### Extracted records
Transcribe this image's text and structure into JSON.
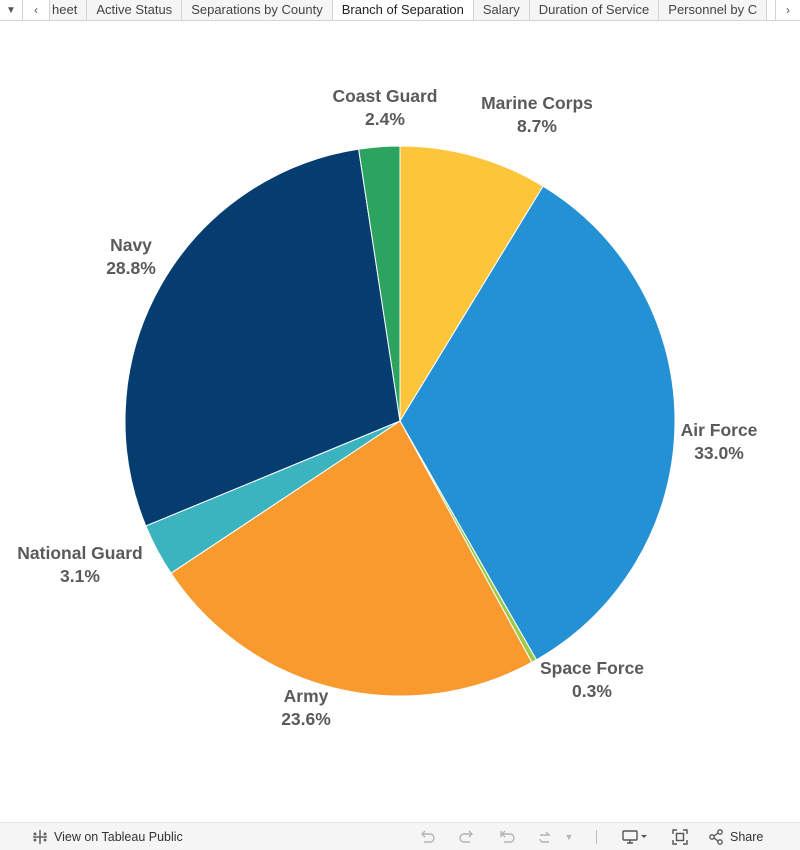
{
  "tabs": {
    "items": [
      {
        "label": "heet"
      },
      {
        "label": "Active Status"
      },
      {
        "label": "Separations by County"
      },
      {
        "label": "Branch of Separation",
        "active": true
      },
      {
        "label": "Salary"
      },
      {
        "label": "Duration of Service"
      },
      {
        "label": "Personnel by C"
      }
    ],
    "menu_icon": "caret-down-icon",
    "prev_icon": "chevron-left-icon",
    "next_icon": "chevron-right-icon"
  },
  "chart_data": {
    "type": "pie",
    "title": "",
    "slices": [
      {
        "label": "Marine Corps",
        "value": 8.7,
        "display": "8.7%",
        "color": "#FCC53A"
      },
      {
        "label": "Air Force",
        "value": 33.0,
        "display": "33.0%",
        "color": "#2391D4"
      },
      {
        "label": "Space Force",
        "value": 0.3,
        "display": "0.3%",
        "color": "#9ACB4A"
      },
      {
        "label": "Army",
        "value": 23.6,
        "display": "23.6%",
        "color": "#F89A2E"
      },
      {
        "label": "National Guard",
        "value": 3.1,
        "display": "3.1%",
        "color": "#3CB4BF"
      },
      {
        "label": "Navy",
        "value": 28.8,
        "display": "28.8%",
        "color": "#063D70"
      },
      {
        "label": "Coast Guard",
        "value": 2.4,
        "display": "2.4%",
        "color": "#2CA35E"
      }
    ],
    "start": "12 o'clock",
    "direction": "clockwise",
    "legend": "none (labels on slices)"
  },
  "toolbar": {
    "view_label": "View on Tableau Public",
    "share_label": "Share",
    "icons": [
      "tableau-logo-icon",
      "undo-icon",
      "redo-icon",
      "revert-icon",
      "refresh-icon",
      "pause-dropdown-icon",
      "download-icon",
      "fullscreen-icon",
      "share-icon"
    ]
  }
}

### TASK STATEMENT
Among the lines of the records above, count those holding the string "display", and report only the number.

### ANSWER
7